===== Record list

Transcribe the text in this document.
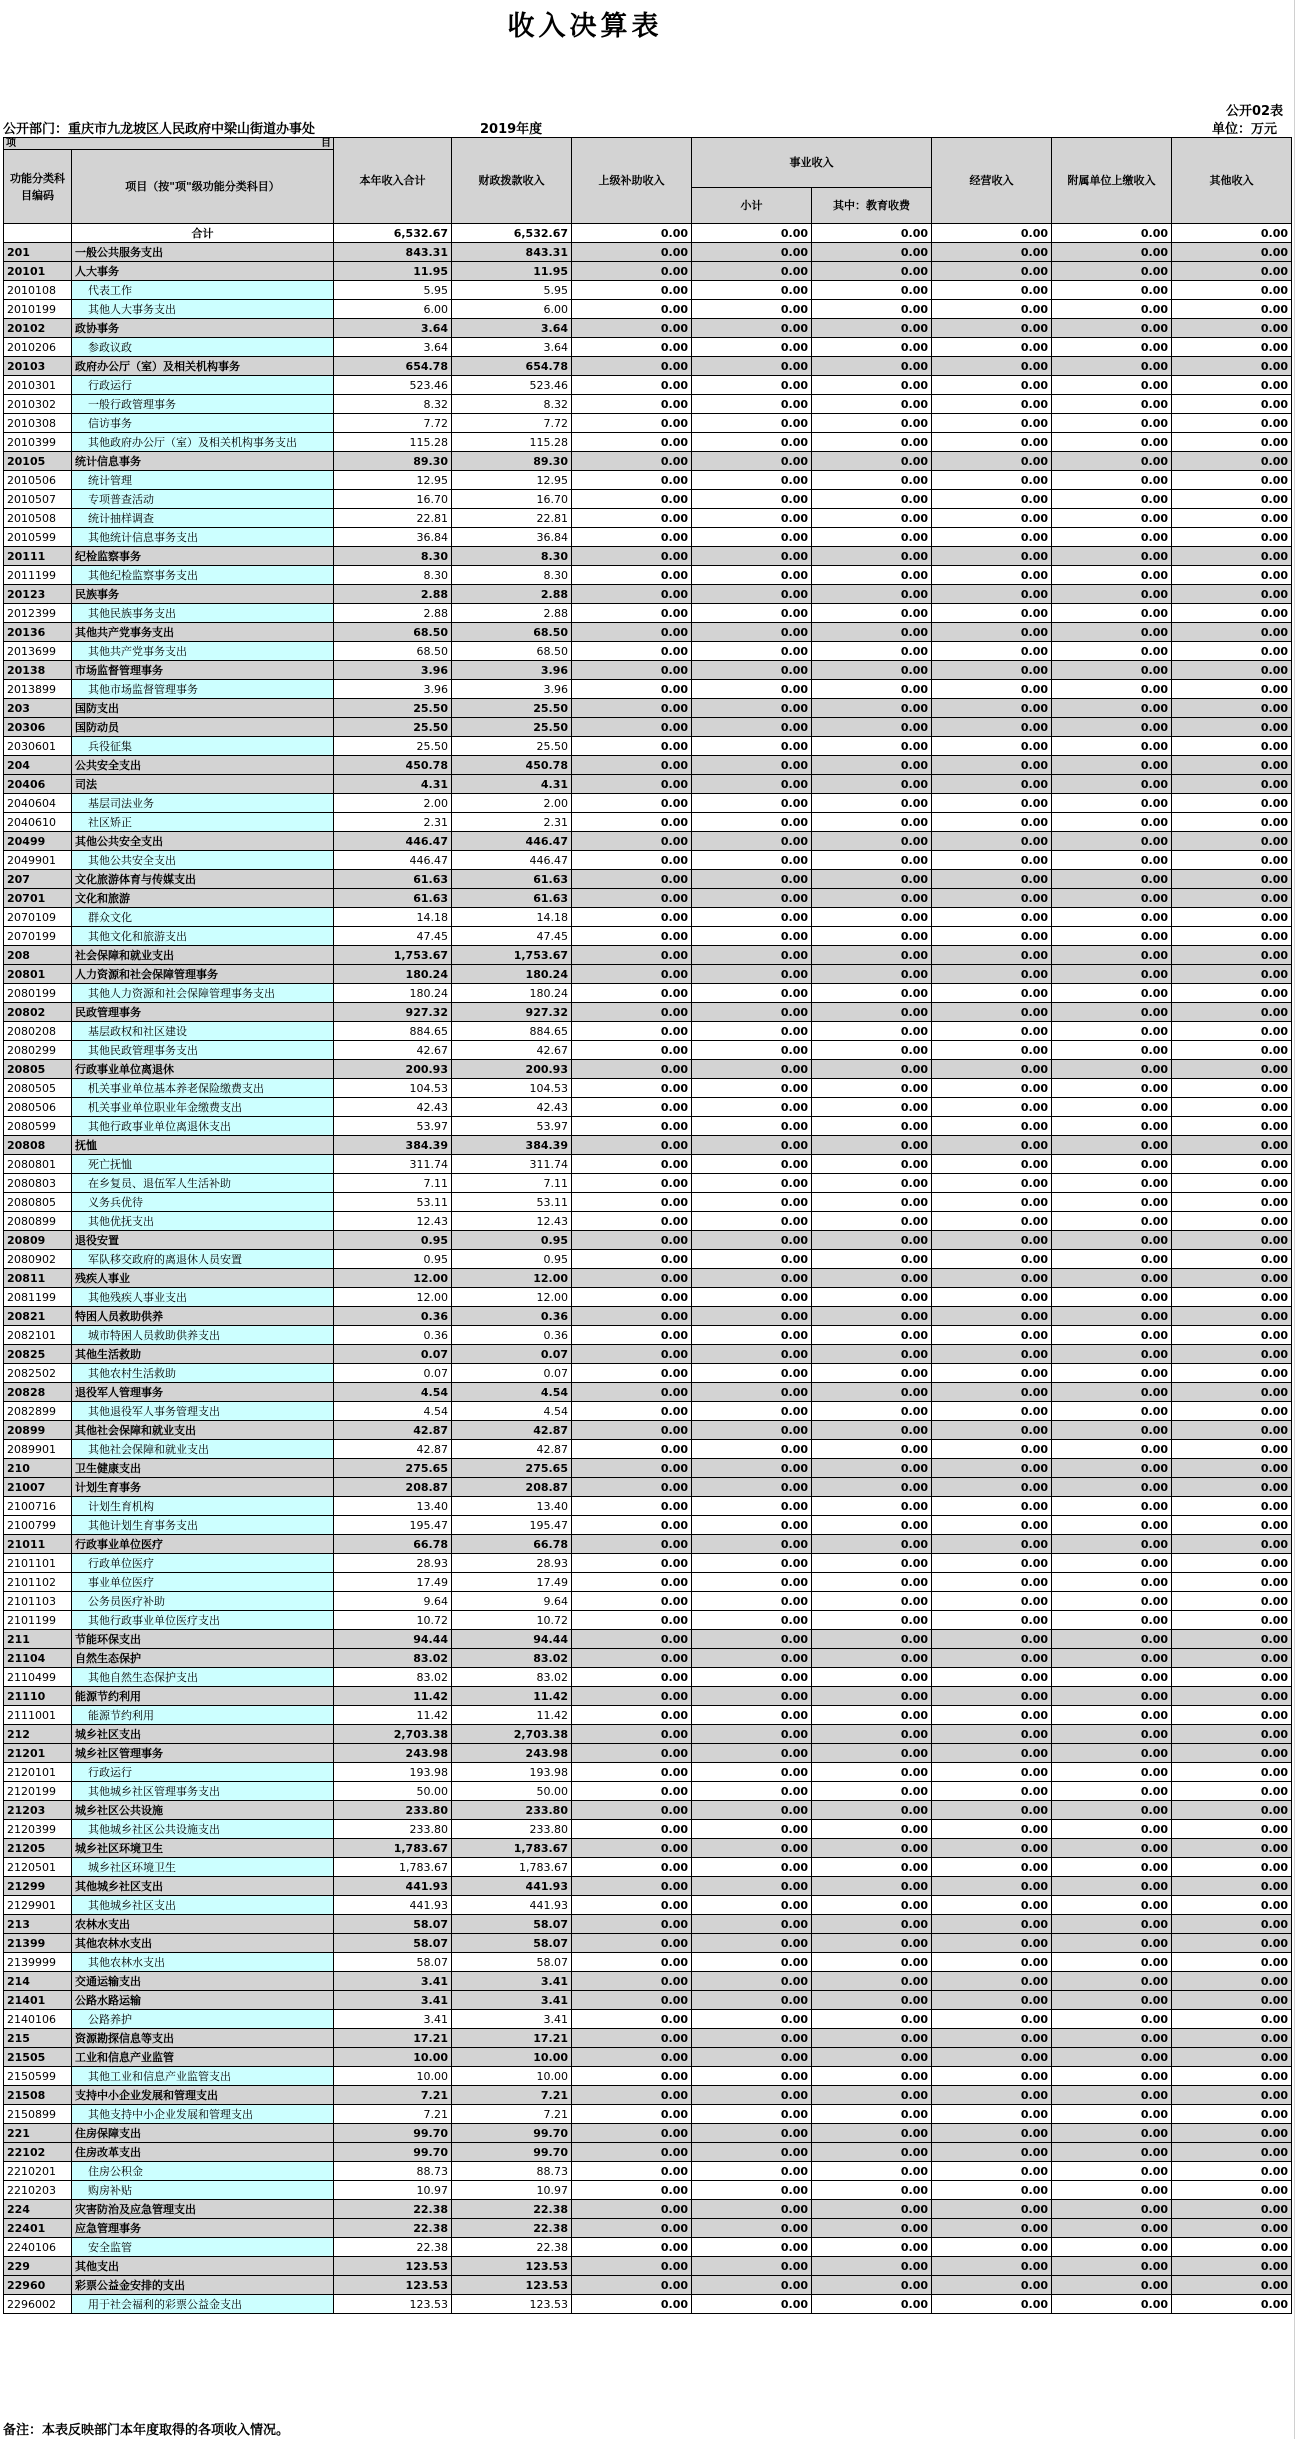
收入决算表
公开02表
公开部门：重庆市九龙坡区人民政府中梁山街道办事处	2019年度	单位：万元
项 目		本年收入合计	财政拨款收入	上级补助收入	事业收入		经营收入	附属单位上缴收入	其他收入
功能分类科目编码	项目（按"项"级功能分类科目）								
					小计	其中：教育收费			
	合计	6,532.67	6,532.67	0.00	0.00	0.00	0.00	0.00	0.00
201	一般公共服务支出	843.31	843.31	0.00	0.00	0.00	0.00	0.00	0.00
20101	人大事务	11.95	11.95	0.00	0.00	0.00	0.00	0.00	0.00
2010108	代表工作	5.95	5.95	0.00	0.00	0.00	0.00	0.00	0.00
2010199	其他人大事务支出	6.00	6.00	0.00	0.00	0.00	0.00	0.00	0.00
20102	政协事务	3.64	3.64	0.00	0.00	0.00	0.00	0.00	0.00
2010206	参政议政	3.64	3.64	0.00	0.00	0.00	0.00	0.00	0.00
20103	政府办公厅（室）及相关机构事务	654.78	654.78	0.00	0.00	0.00	0.00	0.00	0.00
2010301	行政运行	523.46	523.46	0.00	0.00	0.00	0.00	0.00	0.00
2010302	一般行政管理事务	8.32	8.32	0.00	0.00	0.00	0.00	0.00	0.00
2010308	信访事务	7.72	7.72	0.00	0.00	0.00	0.00	0.00	0.00
2010399	其他政府办公厅（室）及相关机构事务支出	115.28	115.28	0.00	0.00	0.00	0.00	0.00	0.00
20105	统计信息事务	89.30	89.30	0.00	0.00	0.00	0.00	0.00	0.00
2010506	统计管理	12.95	12.95	0.00	0.00	0.00	0.00	0.00	0.00
2010507	专项普查活动	16.70	16.70	0.00	0.00	0.00	0.00	0.00	0.00
2010508	统计抽样调查	22.81	22.81	0.00	0.00	0.00	0.00	0.00	0.00
2010599	其他统计信息事务支出	36.84	36.84	0.00	0.00	0.00	0.00	0.00	0.00
20111	纪检监察事务	8.30	8.30	0.00	0.00	0.00	0.00	0.00	0.00
2011199	其他纪检监察事务支出	8.30	8.30	0.00	0.00	0.00	0.00	0.00	0.00
20123	民族事务	2.88	2.88	0.00	0.00	0.00	0.00	0.00	0.00
2012399	其他民族事务支出	2.88	2.88	0.00	0.00	0.00	0.00	0.00	0.00
20136	其他共产党事务支出	68.50	68.50	0.00	0.00	0.00	0.00	0.00	0.00
2013699	其他共产党事务支出	68.50	68.50	0.00	0.00	0.00	0.00	0.00	0.00
20138	市场监督管理事务	3.96	3.96	0.00	0.00	0.00	0.00	0.00	0.00
2013899	其他市场监督管理事务	3.96	3.96	0.00	0.00	0.00	0.00	0.00	0.00
203	国防支出	25.50	25.50	0.00	0.00	0.00	0.00	0.00	0.00
20306	国防动员	25.50	25.50	0.00	0.00	0.00	0.00	0.00	0.00
2030601	兵役征集	25.50	25.50	0.00	0.00	0.00	0.00	0.00	0.00
204	公共安全支出	450.78	450.78	0.00	0.00	0.00	0.00	0.00	0.00
20406	司法	4.31	4.31	0.00	0.00	0.00	0.00	0.00	0.00
2040604	基层司法业务	2.00	2.00	0.00	0.00	0.00	0.00	0.00	0.00
2040610	社区矫正	2.31	2.31	0.00	0.00	0.00	0.00	0.00	0.00
20499	其他公共安全支出	446.47	446.47	0.00	0.00	0.00	0.00	0.00	0.00
2049901	其他公共安全支出	446.47	446.47	0.00	0.00	0.00	0.00	0.00	0.00
207	文化旅游体育与传媒支出	61.63	61.63	0.00	0.00	0.00	0.00	0.00	0.00
20701	文化和旅游	61.63	61.63	0.00	0.00	0.00	0.00	0.00	0.00
2070109	群众文化	14.18	14.18	0.00	0.00	0.00	0.00	0.00	0.00
2070199	其他文化和旅游支出	47.45	47.45	0.00	0.00	0.00	0.00	0.00	0.00
208	社会保障和就业支出	1,753.67	1,753.67	0.00	0.00	0.00	0.00	0.00	0.00
20801	人力资源和社会保障管理事务	180.24	180.24	0.00	0.00	0.00	0.00	0.00	0.00
2080199	其他人力资源和社会保障管理事务支出	180.24	180.24	0.00	0.00	0.00	0.00	0.00	0.00
20802	民政管理事务	927.32	927.32	0.00	0.00	0.00	0.00	0.00	0.00
2080208	基层政权和社区建设	884.65	884.65	0.00	0.00	0.00	0.00	0.00	0.00
2080299	其他民政管理事务支出	42.67	42.67	0.00	0.00	0.00	0.00	0.00	0.00
20805	行政事业单位离退休	200.93	200.93	0.00	0.00	0.00	0.00	0.00	0.00
2080505	机关事业单位基本养老保险缴费支出	104.53	104.53	0.00	0.00	0.00	0.00	0.00	0.00
2080506	机关事业单位职业年金缴费支出	42.43	42.43	0.00	0.00	0.00	0.00	0.00	0.00
2080599	其他行政事业单位离退休支出	53.97	53.97	0.00	0.00	0.00	0.00	0.00	0.00
20808	抚恤	384.39	384.39	0.00	0.00	0.00	0.00	0.00	0.00
2080801	死亡抚恤	311.74	311.74	0.00	0.00	0.00	0.00	0.00	0.00
2080803	在乡复员、退伍军人生活补助	7.11	7.11	0.00	0.00	0.00	0.00	0.00	0.00
2080805	义务兵优待	53.11	53.11	0.00	0.00	0.00	0.00	0.00	0.00
2080899	其他优抚支出	12.43	12.43	0.00	0.00	0.00	0.00	0.00	0.00
20809	退役安置	0.95	0.95	0.00	0.00	0.00	0.00	0.00	0.00
2080902	军队移交政府的离退休人员安置	0.95	0.95	0.00	0.00	0.00	0.00	0.00	0.00
20811	残疾人事业	12.00	12.00	0.00	0.00	0.00	0.00	0.00	0.00
2081199	其他残疾人事业支出	12.00	12.00	0.00	0.00	0.00	0.00	0.00	0.00
20821	特困人员救助供养	0.36	0.36	0.00	0.00	0.00	0.00	0.00	0.00
2082101	城市特困人员救助供养支出	0.36	0.36	0.00	0.00	0.00	0.00	0.00	0.00
20825	其他生活救助	0.07	0.07	0.00	0.00	0.00	0.00	0.00	0.00
2082502	其他农村生活救助	0.07	0.07	0.00	0.00	0.00	0.00	0.00	0.00
20828	退役军人管理事务	4.54	4.54	0.00	0.00	0.00	0.00	0.00	0.00
2082899	其他退役军人事务管理支出	4.54	4.54	0.00	0.00	0.00	0.00	0.00	0.00
20899	其他社会保障和就业支出	42.87	42.87	0.00	0.00	0.00	0.00	0.00	0.00
2089901	其他社会保障和就业支出	42.87	42.87	0.00	0.00	0.00	0.00	0.00	0.00
210	卫生健康支出	275.65	275.65	0.00	0.00	0.00	0.00	0.00	0.00
21007	计划生育事务	208.87	208.87	0.00	0.00	0.00	0.00	0.00	0.00
2100716	计划生育机构	13.40	13.40	0.00	0.00	0.00	0.00	0.00	0.00
2100799	其他计划生育事务支出	195.47	195.47	0.00	0.00	0.00	0.00	0.00	0.00
21011	行政事业单位医疗	66.78	66.78	0.00	0.00	0.00	0.00	0.00	0.00
2101101	行政单位医疗	28.93	28.93	0.00	0.00	0.00	0.00	0.00	0.00
2101102	事业单位医疗	17.49	17.49	0.00	0.00	0.00	0.00	0.00	0.00
2101103	公务员医疗补助	9.64	9.64	0.00	0.00	0.00	0.00	0.00	0.00
2101199	其他行政事业单位医疗支出	10.72	10.72	0.00	0.00	0.00	0.00	0.00	0.00
211	节能环保支出	94.44	94.44	0.00	0.00	0.00	0.00	0.00	0.00
21104	自然生态保护	83.02	83.02	0.00	0.00	0.00	0.00	0.00	0.00
2110499	其他自然生态保护支出	83.02	83.02	0.00	0.00	0.00	0.00	0.00	0.00
21110	能源节约利用	11.42	11.42	0.00	0.00	0.00	0.00	0.00	0.00
2111001	能源节约利用	11.42	11.42	0.00	0.00	0.00	0.00	0.00	0.00
212	城乡社区支出	2,703.38	2,703.38	0.00	0.00	0.00	0.00	0.00	0.00
21201	城乡社区管理事务	243.98	243.98	0.00	0.00	0.00	0.00	0.00	0.00
2120101	行政运行	193.98	193.98	0.00	0.00	0.00	0.00	0.00	0.00
2120199	其他城乡社区管理事务支出	50.00	50.00	0.00	0.00	0.00	0.00	0.00	0.00
21203	城乡社区公共设施	233.80	233.80	0.00	0.00	0.00	0.00	0.00	0.00
2120399	其他城乡社区公共设施支出	233.80	233.80	0.00	0.00	0.00	0.00	0.00	0.00
21205	城乡社区环境卫生	1,783.67	1,783.67	0.00	0.00	0.00	0.00	0.00	0.00
2120501	城乡社区环境卫生	1,783.67	1,783.67	0.00	0.00	0.00	0.00	0.00	0.00
21299	其他城乡社区支出	441.93	441.93	0.00	0.00	0.00	0.00	0.00	0.00
2129901	其他城乡社区支出	441.93	441.93	0.00	0.00	0.00	0.00	0.00	0.00
213	农林水支出	58.07	58.07	0.00	0.00	0.00	0.00	0.00	0.00
21399	其他农林水支出	58.07	58.07	0.00	0.00	0.00	0.00	0.00	0.00
2139999	其他农林水支出	58.07	58.07	0.00	0.00	0.00	0.00	0.00	0.00
214	交通运输支出	3.41	3.41	0.00	0.00	0.00	0.00	0.00	0.00
21401	公路水路运输	3.41	3.41	0.00	0.00	0.00	0.00	0.00	0.00
2140106	公路养护	3.41	3.41	0.00	0.00	0.00	0.00	0.00	0.00
215	资源勘探信息等支出	17.21	17.21	0.00	0.00	0.00	0.00	0.00	0.00
21505	工业和信息产业监管	10.00	10.00	0.00	0.00	0.00	0.00	0.00	0.00
2150599	其他工业和信息产业监管支出	10.00	10.00	0.00	0.00	0.00	0.00	0.00	0.00
21508	支持中小企业发展和管理支出	7.21	7.21	0.00	0.00	0.00	0.00	0.00	0.00
2150899	其他支持中小企业发展和管理支出	7.21	7.21	0.00	0.00	0.00	0.00	0.00	0.00
221	住房保障支出	99.70	99.70	0.00	0.00	0.00	0.00	0.00	0.00
22102	住房改革支出	99.70	99.70	0.00	0.00	0.00	0.00	0.00	0.00
2210201	住房公积金	88.73	88.73	0.00	0.00	0.00	0.00	0.00	0.00
2210203	购房补贴	10.97	10.97	0.00	0.00	0.00	0.00	0.00	0.00
224	灾害防治及应急管理支出	22.38	22.38	0.00	0.00	0.00	0.00	0.00	0.00
22401	应急管理事务	22.38	22.38	0.00	0.00	0.00	0.00	0.00	0.00
2240106	安全监管	22.38	22.38	0.00	0.00	0.00	0.00	0.00	0.00
229	其他支出	123.53	123.53	0.00	0.00	0.00	0.00	0.00	0.00
22960	彩票公益金安排的支出	123.53	123.53	0.00	0.00	0.00	0.00	0.00	0.00
2296002	用于社会福利的彩票公益金支出	123.53	123.53	0.00	0.00	0.00	0.00	0.00	0.00
备注：本表反映部门本年度取得的各项收入情况。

==========

What you have to do: Using the material above, copy every line in which the string "城乡社区环境卫生" occurs.

Result for this exercise:
21205	城乡社区环境卫生	1,783.67	1,783.67	0.00	0.00	0.00	0.00	0.00	0.00
2120501	城乡社区环境卫生	1,783.67	1,783.67	0.00	0.00	0.00	0.00	0.00	0.00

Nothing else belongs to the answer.